# [REQUIRED TASK]
Print every entry, word for word, and skip the images.
##### DATA SHOWN #####
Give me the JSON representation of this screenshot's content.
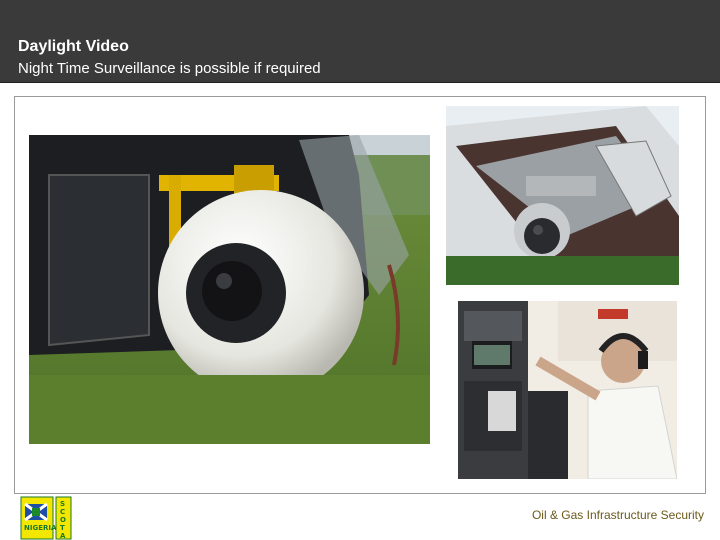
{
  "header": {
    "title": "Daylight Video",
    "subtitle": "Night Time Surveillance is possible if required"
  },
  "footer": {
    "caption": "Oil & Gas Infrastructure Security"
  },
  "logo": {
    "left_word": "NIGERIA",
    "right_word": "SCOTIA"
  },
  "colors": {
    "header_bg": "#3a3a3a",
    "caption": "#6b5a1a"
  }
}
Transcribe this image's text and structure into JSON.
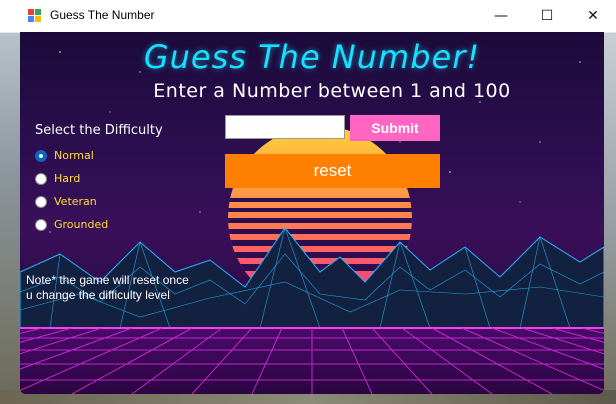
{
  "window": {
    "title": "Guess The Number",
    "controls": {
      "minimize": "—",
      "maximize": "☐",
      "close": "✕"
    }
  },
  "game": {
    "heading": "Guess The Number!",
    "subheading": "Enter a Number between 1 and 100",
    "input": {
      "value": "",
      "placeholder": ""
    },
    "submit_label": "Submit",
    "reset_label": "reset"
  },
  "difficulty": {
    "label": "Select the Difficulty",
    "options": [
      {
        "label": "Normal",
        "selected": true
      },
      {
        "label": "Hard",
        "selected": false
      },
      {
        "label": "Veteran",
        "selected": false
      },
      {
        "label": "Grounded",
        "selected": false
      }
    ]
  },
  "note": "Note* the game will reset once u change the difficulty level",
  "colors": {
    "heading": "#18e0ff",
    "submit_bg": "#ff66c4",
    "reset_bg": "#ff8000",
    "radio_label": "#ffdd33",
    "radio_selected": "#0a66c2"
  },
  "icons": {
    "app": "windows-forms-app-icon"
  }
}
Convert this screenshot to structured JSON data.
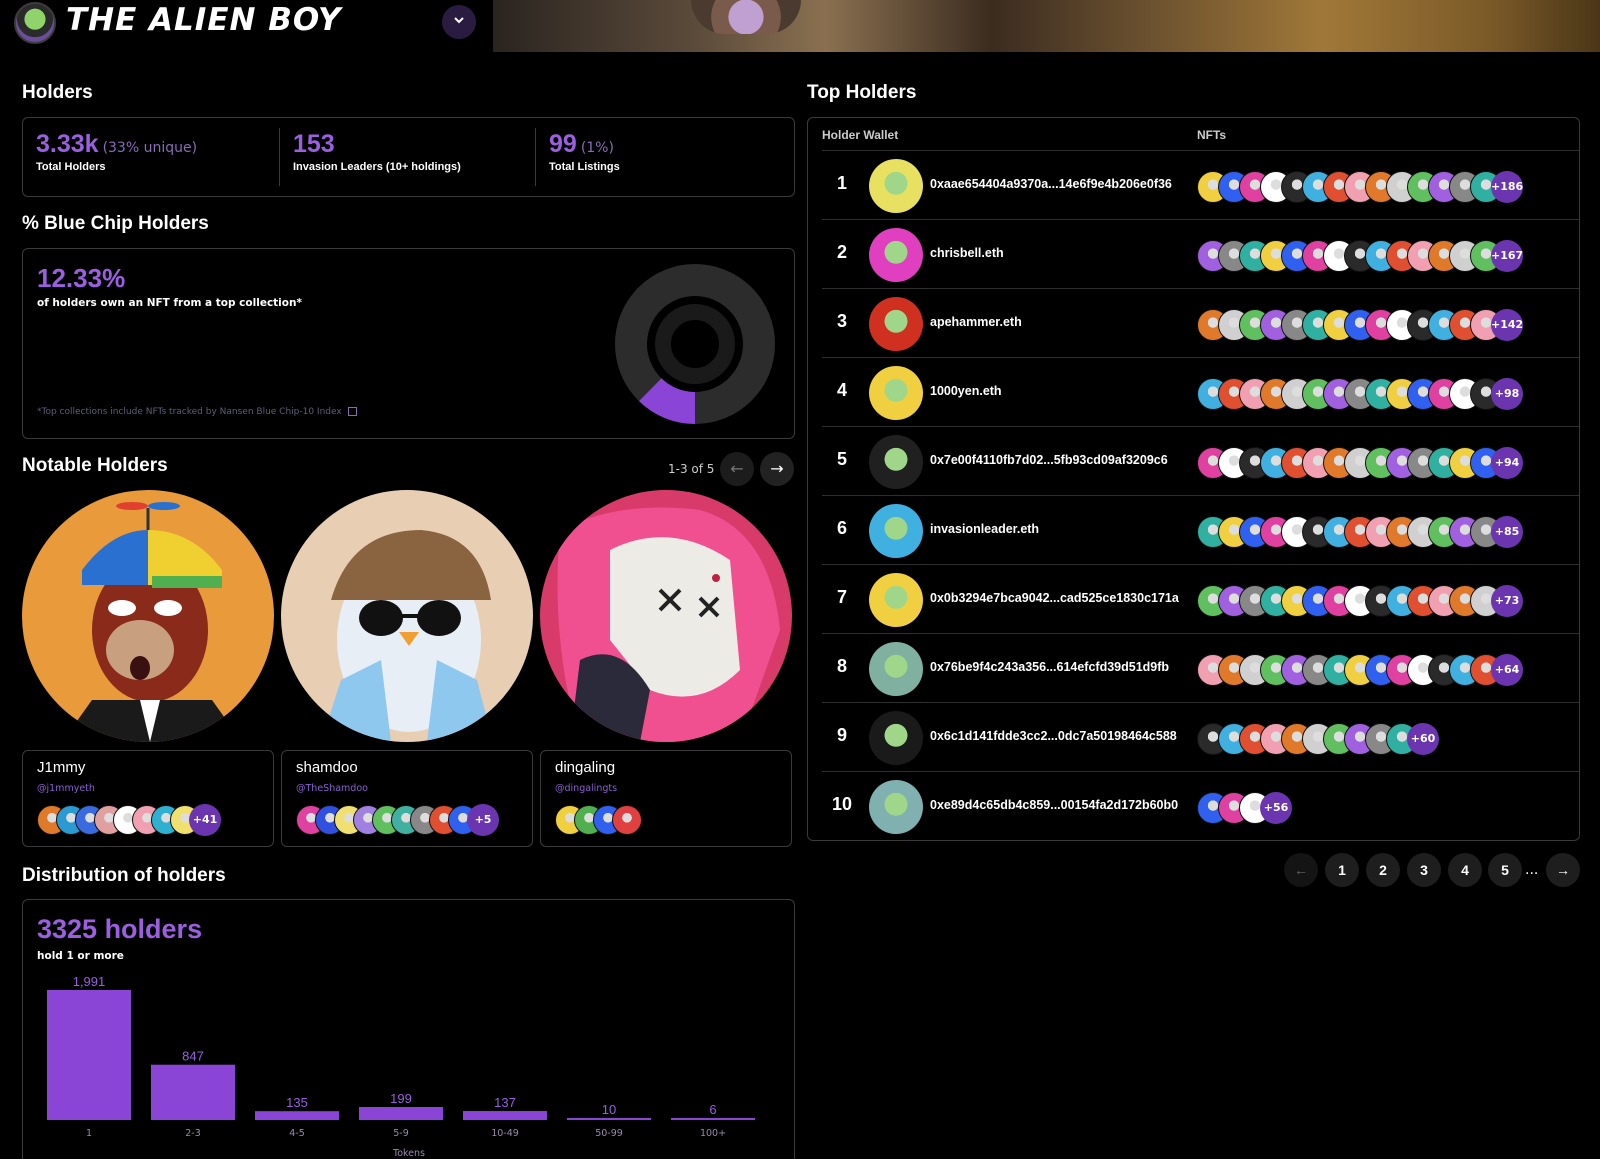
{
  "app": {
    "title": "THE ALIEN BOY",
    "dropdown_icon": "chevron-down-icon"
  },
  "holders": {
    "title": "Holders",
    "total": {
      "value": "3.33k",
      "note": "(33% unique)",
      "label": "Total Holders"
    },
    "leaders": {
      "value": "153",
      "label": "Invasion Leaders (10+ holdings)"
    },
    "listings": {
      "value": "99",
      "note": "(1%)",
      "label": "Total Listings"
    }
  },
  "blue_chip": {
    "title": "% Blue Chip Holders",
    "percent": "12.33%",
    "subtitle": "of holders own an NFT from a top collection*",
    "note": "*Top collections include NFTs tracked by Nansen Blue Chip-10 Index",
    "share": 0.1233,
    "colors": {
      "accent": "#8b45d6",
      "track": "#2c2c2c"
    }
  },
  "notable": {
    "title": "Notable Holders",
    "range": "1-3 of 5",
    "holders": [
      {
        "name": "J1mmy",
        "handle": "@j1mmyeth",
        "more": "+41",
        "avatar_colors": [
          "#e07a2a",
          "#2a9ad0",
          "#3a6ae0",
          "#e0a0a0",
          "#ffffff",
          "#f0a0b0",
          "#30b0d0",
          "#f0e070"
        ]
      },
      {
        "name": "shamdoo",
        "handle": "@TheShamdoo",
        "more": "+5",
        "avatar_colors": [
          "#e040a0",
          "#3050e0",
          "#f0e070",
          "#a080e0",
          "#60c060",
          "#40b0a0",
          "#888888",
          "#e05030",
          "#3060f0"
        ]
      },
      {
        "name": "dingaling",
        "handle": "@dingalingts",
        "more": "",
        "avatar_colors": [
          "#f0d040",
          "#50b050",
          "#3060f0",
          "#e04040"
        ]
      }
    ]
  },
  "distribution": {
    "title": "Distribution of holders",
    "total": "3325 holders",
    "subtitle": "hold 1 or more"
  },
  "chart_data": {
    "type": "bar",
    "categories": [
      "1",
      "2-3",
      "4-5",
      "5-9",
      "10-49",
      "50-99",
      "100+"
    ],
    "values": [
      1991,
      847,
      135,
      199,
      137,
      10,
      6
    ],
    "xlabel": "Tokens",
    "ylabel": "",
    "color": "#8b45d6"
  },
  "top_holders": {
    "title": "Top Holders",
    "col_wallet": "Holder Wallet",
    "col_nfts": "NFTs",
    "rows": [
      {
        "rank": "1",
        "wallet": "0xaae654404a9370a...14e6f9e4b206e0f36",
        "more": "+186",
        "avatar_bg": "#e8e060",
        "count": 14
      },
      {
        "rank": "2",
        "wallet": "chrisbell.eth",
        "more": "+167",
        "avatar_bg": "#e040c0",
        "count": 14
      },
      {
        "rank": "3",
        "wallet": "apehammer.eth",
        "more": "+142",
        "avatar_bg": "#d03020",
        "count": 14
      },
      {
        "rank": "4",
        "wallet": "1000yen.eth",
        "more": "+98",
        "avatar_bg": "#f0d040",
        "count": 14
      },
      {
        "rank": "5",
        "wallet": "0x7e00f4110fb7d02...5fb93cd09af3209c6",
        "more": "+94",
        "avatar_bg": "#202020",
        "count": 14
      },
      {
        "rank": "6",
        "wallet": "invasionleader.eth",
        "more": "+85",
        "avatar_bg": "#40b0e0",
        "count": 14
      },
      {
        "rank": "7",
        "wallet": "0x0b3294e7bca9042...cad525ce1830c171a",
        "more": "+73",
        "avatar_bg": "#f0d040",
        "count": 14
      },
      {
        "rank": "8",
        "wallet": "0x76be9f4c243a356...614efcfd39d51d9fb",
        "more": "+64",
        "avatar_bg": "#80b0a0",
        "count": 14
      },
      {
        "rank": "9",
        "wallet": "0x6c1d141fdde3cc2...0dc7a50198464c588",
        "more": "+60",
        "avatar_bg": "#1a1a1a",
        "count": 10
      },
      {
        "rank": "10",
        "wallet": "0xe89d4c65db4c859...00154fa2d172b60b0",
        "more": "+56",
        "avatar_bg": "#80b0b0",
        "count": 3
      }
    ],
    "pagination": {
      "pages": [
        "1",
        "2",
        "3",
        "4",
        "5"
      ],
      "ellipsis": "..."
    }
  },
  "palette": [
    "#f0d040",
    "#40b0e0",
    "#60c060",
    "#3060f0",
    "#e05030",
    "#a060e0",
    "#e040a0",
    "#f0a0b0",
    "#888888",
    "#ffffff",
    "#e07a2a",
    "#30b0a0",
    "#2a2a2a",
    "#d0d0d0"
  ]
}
#####
# [WRITTEN SOLUTION]
Give me the JSON representation of this screenshot's content.
{
  "header": {
    "title": "Daylight Video",
    "subtitle": "Night Time Surveillance is possible if required"
  },
  "footer": {
    "caption": "Oil & Gas Infrastructure Security"
  },
  "logo": {
    "left_word": "NIGERIA",
    "right_word": "SCOTIA"
  },
  "colors": {
    "header_bg": "#3a3a3a",
    "caption": "#6b5a1a"
  }
}
Transcribe this image's text and structure into JSON.
{
  "window": {
    "title": "Guess The Number",
    "controls": {
      "minimize": "—",
      "maximize": "☐",
      "close": "✕"
    }
  },
  "game": {
    "heading": "Guess The Number!",
    "subheading": "Enter a Number between 1 and 100",
    "input": {
      "value": "",
      "placeholder": ""
    },
    "submit_label": "Submit",
    "reset_label": "reset"
  },
  "difficulty": {
    "label": "Select the Difficulty",
    "options": [
      {
        "label": "Normal",
        "selected": true
      },
      {
        "label": "Hard",
        "selected": false
      },
      {
        "label": "Veteran",
        "selected": false
      },
      {
        "label": "Grounded",
        "selected": false
      }
    ]
  },
  "note": "Note* the game will reset once u change the difficulty level",
  "colors": {
    "heading": "#18e0ff",
    "submit_bg": "#ff66c4",
    "reset_bg": "#ff8000",
    "radio_label": "#ffdd33",
    "radio_selected": "#0a66c2"
  },
  "icons": {
    "app": "windows-forms-app-icon"
  }
}
Convert this screenshot to structured JSON data.
{
  "app": {
    "title": "THE ALIEN BOY",
    "dropdown_icon": "chevron-down-icon"
  },
  "holders": {
    "title": "Holders",
    "total": {
      "value": "3.33k",
      "note": "(33% unique)",
      "label": "Total Holders"
    },
    "leaders": {
      "value": "153",
      "label": "Invasion Leaders (10+ holdings)"
    },
    "listings": {
      "value": "99",
      "note": "(1%)",
      "label": "Total Listings"
    }
  },
  "blue_chip": {
    "title": "% Blue Chip Holders",
    "percent": "12.33%",
    "subtitle": "of holders own an NFT from a top collection*",
    "note": "*Top collections include NFTs tracked by Nansen Blue Chip-10 Index",
    "share": 0.1233,
    "colors": {
      "accent": "#8b45d6",
      "track": "#2c2c2c"
    }
  },
  "notable": {
    "title": "Notable Holders",
    "range": "1-3 of 5",
    "holders": [
      {
        "name": "J1mmy",
        "handle": "@j1mmyeth",
        "more": "+41",
        "avatar_colors": [
          "#e07a2a",
          "#2a9ad0",
          "#3a6ae0",
          "#e0a0a0",
          "#ffffff",
          "#f0a0b0",
          "#30b0d0",
          "#f0e070"
        ]
      },
      {
        "name": "shamdoo",
        "handle": "@TheShamdoo",
        "more": "+5",
        "avatar_colors": [
          "#e040a0",
          "#3050e0",
          "#f0e070",
          "#a080e0",
          "#60c060",
          "#40b0a0",
          "#888888",
          "#e05030",
          "#3060f0"
        ]
      },
      {
        "name": "dingaling",
        "handle": "@dingalingts",
        "more": "",
        "avatar_colors": [
          "#f0d040",
          "#50b050",
          "#3060f0",
          "#e04040"
        ]
      }
    ]
  },
  "distribution": {
    "title": "Distribution of holders",
    "total": "3325 holders",
    "subtitle": "hold 1 or more"
  },
  "chart_data": {
    "type": "bar",
    "categories": [
      "1",
      "2-3",
      "4-5",
      "5-9",
      "10-49",
      "50-99",
      "100+"
    ],
    "values": [
      1991,
      847,
      135,
      199,
      137,
      10,
      6
    ],
    "xlabel": "Tokens",
    "ylabel": "",
    "color": "#8b45d6"
  },
  "top_holders": {
    "title": "Top Holders",
    "col_wallet": "Holder Wallet",
    "col_nfts": "NFTs",
    "rows": [
      {
        "rank": "1",
        "wallet": "0xaae654404a9370a...14e6f9e4b206e0f36",
        "more": "+186",
        "avatar_bg": "#e8e060",
        "count": 14
      },
      {
        "rank": "2",
        "wallet": "chrisbell.eth",
        "more": "+167",
        "avatar_bg": "#e040c0",
        "count": 14
      },
      {
        "rank": "3",
        "wallet": "apehammer.eth",
        "more": "+142",
        "avatar_bg": "#d03020",
        "count": 14
      },
      {
        "rank": "4",
        "wallet": "1000yen.eth",
        "more": "+98",
        "avatar_bg": "#f0d040",
        "count": 14
      },
      {
        "rank": "5",
        "wallet": "0x7e00f4110fb7d02...5fb93cd09af3209c6",
        "more": "+94",
        "avatar_bg": "#202020",
        "count": 14
      },
      {
        "rank": "6",
        "wallet": "invasionleader.eth",
        "more": "+85",
        "avatar_bg": "#40b0e0",
        "count": 14
      },
      {
        "rank": "7",
        "wallet": "0x0b3294e7bca9042...cad525ce1830c171a",
        "more": "+73",
        "avatar_bg": "#f0d040",
        "count": 14
      },
      {
        "rank": "8",
        "wallet": "0x76be9f4c243a356...614efcfd39d51d9fb",
        "more": "+64",
        "avatar_bg": "#80b0a0",
        "count": 14
      },
      {
        "rank": "9",
        "wallet": "0x6c1d141fdde3cc2...0dc7a50198464c588",
        "more": "+60",
        "avatar_bg": "#1a1a1a",
        "count": 10
      },
      {
        "rank": "10",
        "wallet": "0xe89d4c65db4c859...00154fa2d172b60b0",
        "more": "+56",
        "avatar_bg": "#80b0b0",
        "count": 3
      }
    ],
    "pagination": {
      "pages": [
        "1",
        "2",
        "3",
        "4",
        "5"
      ],
      "ellipsis": "..."
    }
  },
  "palette": [
    "#f0d040",
    "#40b0e0",
    "#60c060",
    "#3060f0",
    "#e05030",
    "#a060e0",
    "#e040a0",
    "#f0a0b0",
    "#888888",
    "#ffffff",
    "#e07a2a",
    "#30b0a0",
    "#2a2a2a",
    "#d0d0d0"
  ]
}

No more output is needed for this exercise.